(Aim) Every entry below should be printed exactly, without its images.

(Input for this task)
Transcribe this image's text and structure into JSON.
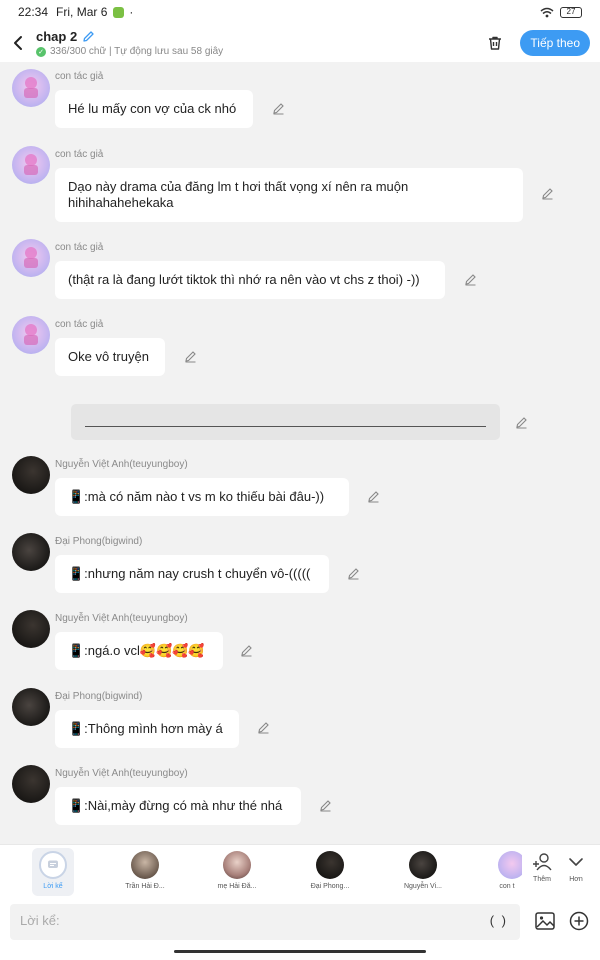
{
  "status_bar": {
    "time": "22:34",
    "date": "Fri, Mar 6",
    "dot": "·",
    "battery": "27"
  },
  "header": {
    "title": "chap 2",
    "subtitle": "336/300 chữ | Tự động lưu sau 58 giây",
    "continue_label": "Tiếp theo",
    "accent": "#3d9bf3"
  },
  "messages": [
    {
      "sender": "con tác giả",
      "text": "Hé lu mấy con vợ của ck nhó",
      "avatar": "author-avatar"
    },
    {
      "sender": "con tác giả",
      "text": "Dạo này drama của đăng lm t hơi thất vọng xí nên ra muộn hihihahahehekaka",
      "avatar": "author-avatar"
    },
    {
      "sender": "con tác giả",
      "text": "(thật ra là đang lướt tiktok thì nhớ ra nên vào vt chs z thoi) -))",
      "avatar": "author-avatar"
    },
    {
      "sender": "con tác giả",
      "text": "Oke vô truyện",
      "avatar": "author-avatar"
    },
    {
      "sender": "Nguyễn Việt Anh(teuyungboy)",
      "text": "📱:mà có năm nào t vs m ko thiếu bài đâu-))",
      "avatar": "dark-avatar"
    },
    {
      "sender": "Đại Phong(bigwind)",
      "text": "📱:nhưng năm nay crush t chuyển vô-(((((",
      "avatar": "dark-avatar"
    },
    {
      "sender": "Nguyễn Việt Anh(teuyungboy)",
      "text": "📱:ngá.o vcl🥰🥰🥰🥰",
      "avatar": "dark-avatar"
    },
    {
      "sender": "Đại Phong(bigwind)",
      "text": "📱:Thông mình hơn mày á",
      "avatar": "dark-avatar"
    },
    {
      "sender": "Nguyễn Việt Anh(teuyungboy)",
      "text": "📱:Nài,mày đừng có mà như thé nhá",
      "avatar": "dark-avatar"
    }
  ],
  "characters": [
    {
      "label": "Lời kể",
      "active": true
    },
    {
      "label": "Trần Hải Đ...",
      "active": false
    },
    {
      "label": "mẹ Hải Đă...",
      "active": false
    },
    {
      "label": "Đại Phong...",
      "active": false
    },
    {
      "label": "Nguyễn Vi...",
      "active": false
    },
    {
      "label": "con t",
      "active": false
    }
  ],
  "tools": {
    "add_label": "Thêm",
    "more_label": "Hơn"
  },
  "input": {
    "placeholder": "Lời kể:",
    "paren_label": "( )"
  }
}
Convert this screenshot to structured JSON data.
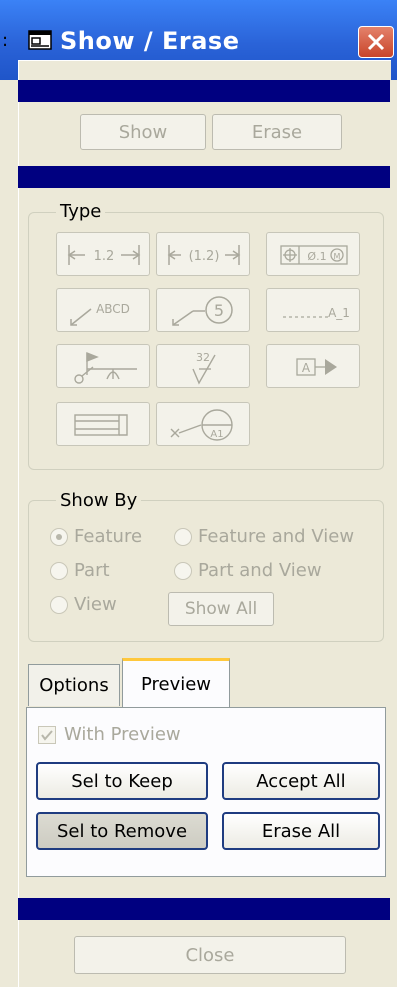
{
  "window": {
    "title": "Show / Erase",
    "icon": "window-app-icon",
    "close_icon": "close-icon"
  },
  "top_buttons": {
    "show": "Show",
    "erase": "Erase"
  },
  "type_group": {
    "label": "Type",
    "buttons": [
      "dimension-icon",
      "reference-dimension-icon",
      "geometric-tolerance-icon",
      "note-icon",
      "balloon-icon",
      "axis-icon",
      "symbol-icon",
      "surface-finish-icon",
      "datum-target-icon",
      "cosmetic-feature-icon",
      "datum-target-balloon-icon"
    ]
  },
  "show_by": {
    "label": "Show By",
    "options": [
      "Feature",
      "Feature and View",
      "Part",
      "Part and View",
      "View"
    ],
    "selected": "Feature",
    "show_all": "Show All"
  },
  "tabs": {
    "options": "Options",
    "preview": "Preview",
    "active": "Preview"
  },
  "preview": {
    "with_preview": "With Preview",
    "sel_to_keep": "Sel to Keep",
    "accept_all": "Accept All",
    "sel_to_remove": "Sel to Remove",
    "erase_all": "Erase All"
  },
  "footer": {
    "close": "Close"
  },
  "colors": {
    "title_bar": "#2a63d8",
    "accent_bar": "#000080",
    "dialog_bg": "#ece9d8",
    "tab_highlight": "#ffc83c"
  }
}
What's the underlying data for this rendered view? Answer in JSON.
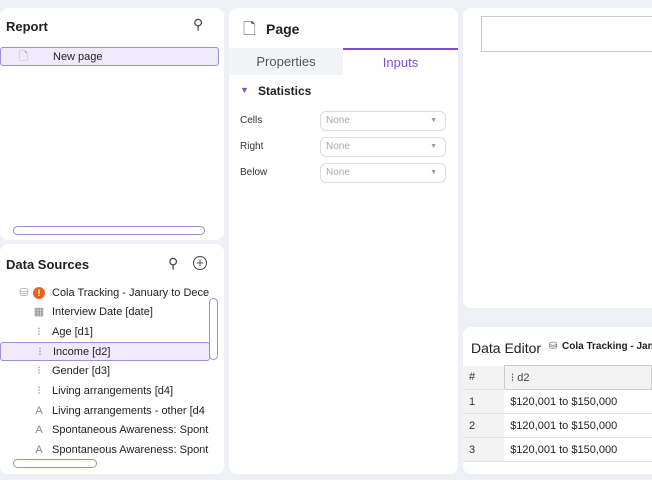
{
  "report": {
    "title": "Report",
    "pages": [
      {
        "label": "New page"
      }
    ]
  },
  "data_sources": {
    "title": "Data Sources",
    "dataset": "Cola Tracking - January to Dece",
    "items": [
      {
        "label": "Interview Date [date]",
        "icon": "calendar-icon"
      },
      {
        "label": "Age [d1]",
        "icon": "categorical-icon"
      },
      {
        "label": "Income [d2]",
        "icon": "categorical-icon",
        "selected": true
      },
      {
        "label": "Gender [d3]",
        "icon": "categorical-icon"
      },
      {
        "label": "Living arrangements [d4]",
        "icon": "categorical-icon"
      },
      {
        "label": "Living arrangements - other [d4",
        "icon": "text-icon"
      },
      {
        "label": "Spontaneous Awareness: Spont",
        "icon": "text-icon"
      },
      {
        "label": "Spontaneous Awareness: Spont",
        "icon": "text-icon"
      }
    ]
  },
  "page_panel": {
    "title": "Page",
    "tabs": [
      {
        "label": "Properties"
      },
      {
        "label": "Inputs",
        "active": true
      }
    ],
    "section": "Statistics",
    "fields": [
      {
        "label": "Cells",
        "value": "None"
      },
      {
        "label": "Right",
        "value": "None"
      },
      {
        "label": "Below",
        "value": "None"
      }
    ]
  },
  "data_editor": {
    "title": "Data Editor",
    "dataset": "Cola Tracking - Janu",
    "columns": [
      "#",
      "d2"
    ],
    "rows": [
      [
        "1",
        "$120,001 to $150,000"
      ],
      [
        "2",
        "$120,001 to $150,000"
      ],
      [
        "3",
        "$120,001 to $150,000"
      ]
    ]
  },
  "colors": {
    "accent": "#7b4fd8",
    "warning": "#e8641c"
  }
}
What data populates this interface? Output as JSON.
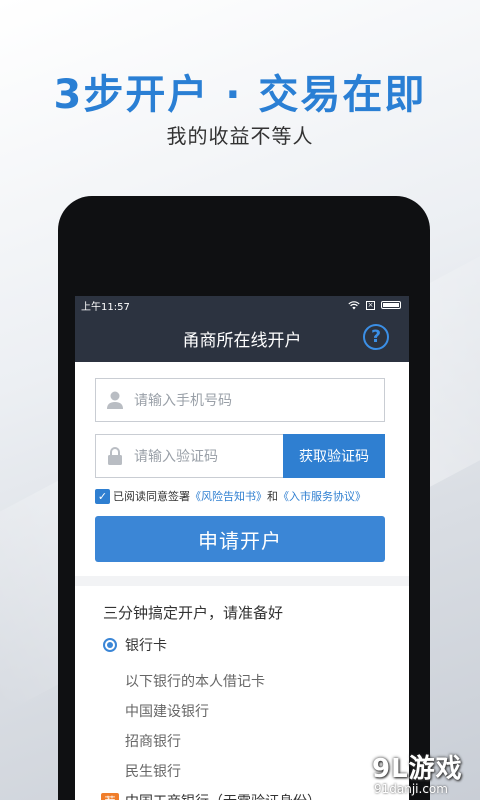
{
  "promo": {
    "headline": "3步开户 · 交易在即",
    "subline": "我的收益不等人"
  },
  "status_bar": {
    "time": "上午11:57"
  },
  "header": {
    "title": "甬商所在线开户",
    "help_glyph": "?"
  },
  "form": {
    "phone_placeholder": "请输入手机号码",
    "code_placeholder": "请输入验证码",
    "get_code_label": "获取验证码",
    "agree_prefix": "已阅读同意签署",
    "agree_link1": "《风险告知书》",
    "agree_mid": "和",
    "agree_link2": "《入市服务协议》",
    "agree_checked": true,
    "submit_label": "申请开户"
  },
  "prep": {
    "title": "三分钟搞定开户，请准备好",
    "option_label": "银行卡",
    "hint": "以下银行的本人借记卡",
    "banks": [
      "中国建设银行",
      "招商银行",
      "民生银行"
    ],
    "recommended_badge": "荐",
    "recommended_bank": "中国工商银行（无需验证身份）"
  },
  "watermark": {
    "main": "9L游戏",
    "sub": "91danji.com"
  },
  "colors": {
    "accent": "#2f7fd1",
    "headline": "#2a7fd4",
    "header_bg": "#2c3340",
    "badge": "#f07d2a"
  }
}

(Response to the task)
Transcribe this image's text and structure into JSON.
{
  "status_bar": {
    "time": "22:34",
    "date": "Fri, Mar 6",
    "dot": "·",
    "battery": "27"
  },
  "header": {
    "title": "chap 2",
    "subtitle": "336/300 chữ | Tự động lưu sau 58 giây",
    "continue_label": "Tiếp theo",
    "accent": "#3d9bf3"
  },
  "messages": [
    {
      "sender": "con tác giả",
      "text": "Hé lu mấy con vợ của ck nhó",
      "avatar": "author-avatar"
    },
    {
      "sender": "con tác giả",
      "text": "Dạo này drama của đăng lm t hơi thất vọng xí nên ra muộn hihihahahehekaka",
      "avatar": "author-avatar"
    },
    {
      "sender": "con tác giả",
      "text": "(thật ra là đang lướt tiktok thì nhớ ra nên vào vt chs z thoi) -))",
      "avatar": "author-avatar"
    },
    {
      "sender": "con tác giả",
      "text": "Oke vô truyện",
      "avatar": "author-avatar"
    },
    {
      "sender": "Nguyễn Việt Anh(teuyungboy)",
      "text": "📱:mà có năm nào t vs m ko thiếu bài đâu-))",
      "avatar": "dark-avatar"
    },
    {
      "sender": "Đại Phong(bigwind)",
      "text": "📱:nhưng năm nay crush t chuyển vô-(((((",
      "avatar": "dark-avatar"
    },
    {
      "sender": "Nguyễn Việt Anh(teuyungboy)",
      "text": "📱:ngá.o vcl🥰🥰🥰🥰",
      "avatar": "dark-avatar"
    },
    {
      "sender": "Đại Phong(bigwind)",
      "text": "📱:Thông mình hơn mày á",
      "avatar": "dark-avatar"
    },
    {
      "sender": "Nguyễn Việt Anh(teuyungboy)",
      "text": "📱:Nài,mày đừng có mà như thé nhá",
      "avatar": "dark-avatar"
    }
  ],
  "characters": [
    {
      "label": "Lời kể",
      "active": true
    },
    {
      "label": "Trần Hải Đ...",
      "active": false
    },
    {
      "label": "mẹ Hải Đă...",
      "active": false
    },
    {
      "label": "Đại Phong...",
      "active": false
    },
    {
      "label": "Nguyễn Vi...",
      "active": false
    },
    {
      "label": "con t",
      "active": false
    }
  ],
  "tools": {
    "add_label": "Thêm",
    "more_label": "Hơn"
  },
  "input": {
    "placeholder": "Lời kể:",
    "paren_label": "( )"
  }
}
Convert this screenshot to structured JSON data.
{
  "window": {
    "title": "Show / Erase",
    "icon": "window-app-icon",
    "close_icon": "close-icon"
  },
  "top_buttons": {
    "show": "Show",
    "erase": "Erase"
  },
  "type_group": {
    "label": "Type",
    "buttons": [
      "dimension-icon",
      "reference-dimension-icon",
      "geometric-tolerance-icon",
      "note-icon",
      "balloon-icon",
      "axis-icon",
      "symbol-icon",
      "surface-finish-icon",
      "datum-target-icon",
      "cosmetic-feature-icon",
      "datum-target-balloon-icon"
    ]
  },
  "show_by": {
    "label": "Show By",
    "options": [
      "Feature",
      "Feature and View",
      "Part",
      "Part and View",
      "View"
    ],
    "selected": "Feature",
    "show_all": "Show All"
  },
  "tabs": {
    "options": "Options",
    "preview": "Preview",
    "active": "Preview"
  },
  "preview": {
    "with_preview": "With Preview",
    "sel_to_keep": "Sel to Keep",
    "accept_all": "Accept All",
    "sel_to_remove": "Sel to Remove",
    "erase_all": "Erase All"
  },
  "footer": {
    "close": "Close"
  },
  "colors": {
    "title_bar": "#2a63d8",
    "accent_bar": "#000080",
    "dialog_bg": "#ece9d8",
    "tab_highlight": "#ffc83c"
  }
}
What's the underlying data for this rendered view? Answer in JSON.
{
  "report": {
    "title": "Report",
    "pages": [
      {
        "label": "New page"
      }
    ]
  },
  "data_sources": {
    "title": "Data Sources",
    "dataset": "Cola Tracking - January to Dece",
    "items": [
      {
        "label": "Interview Date [date]",
        "icon": "calendar-icon"
      },
      {
        "label": "Age [d1]",
        "icon": "categorical-icon"
      },
      {
        "label": "Income [d2]",
        "icon": "categorical-icon",
        "selected": true
      },
      {
        "label": "Gender [d3]",
        "icon": "categorical-icon"
      },
      {
        "label": "Living arrangements [d4]",
        "icon": "categorical-icon"
      },
      {
        "label": "Living arrangements - other [d4",
        "icon": "text-icon"
      },
      {
        "label": "Spontaneous Awareness: Spont",
        "icon": "text-icon"
      },
      {
        "label": "Spontaneous Awareness: Spont",
        "icon": "text-icon"
      }
    ]
  },
  "page_panel": {
    "title": "Page",
    "tabs": [
      {
        "label": "Properties"
      },
      {
        "label": "Inputs",
        "active": true
      }
    ],
    "section": "Statistics",
    "fields": [
      {
        "label": "Cells",
        "value": "None"
      },
      {
        "label": "Right",
        "value": "None"
      },
      {
        "label": "Below",
        "value": "None"
      }
    ]
  },
  "data_editor": {
    "title": "Data Editor",
    "dataset": "Cola Tracking - Janu",
    "columns": [
      "#",
      "d2"
    ],
    "rows": [
      [
        "1",
        "$120,001 to $150,000"
      ],
      [
        "2",
        "$120,001 to $150,000"
      ],
      [
        "3",
        "$120,001 to $150,000"
      ]
    ]
  },
  "colors": {
    "accent": "#7b4fd8",
    "warning": "#e8641c"
  }
}
What data populates this interface? Output as JSON.
{
  "promo": {
    "headline": "3步开户 · 交易在即",
    "subline": "我的收益不等人"
  },
  "status_bar": {
    "time": "上午11:57"
  },
  "header": {
    "title": "甬商所在线开户",
    "help_glyph": "?"
  },
  "form": {
    "phone_placeholder": "请输入手机号码",
    "code_placeholder": "请输入验证码",
    "get_code_label": "获取验证码",
    "agree_prefix": "已阅读同意签署",
    "agree_link1": "《风险告知书》",
    "agree_mid": "和",
    "agree_link2": "《入市服务协议》",
    "agree_checked": true,
    "submit_label": "申请开户"
  },
  "prep": {
    "title": "三分钟搞定开户，请准备好",
    "option_label": "银行卡",
    "hint": "以下银行的本人借记卡",
    "banks": [
      "中国建设银行",
      "招商银行",
      "民生银行"
    ],
    "recommended_badge": "荐",
    "recommended_bank": "中国工商银行（无需验证身份）"
  },
  "watermark": {
    "main": "9L游戏",
    "sub": "91danji.com"
  },
  "colors": {
    "accent": "#2f7fd1",
    "headline": "#2a7fd4",
    "header_bg": "#2c3340",
    "badge": "#f07d2a"
  }
}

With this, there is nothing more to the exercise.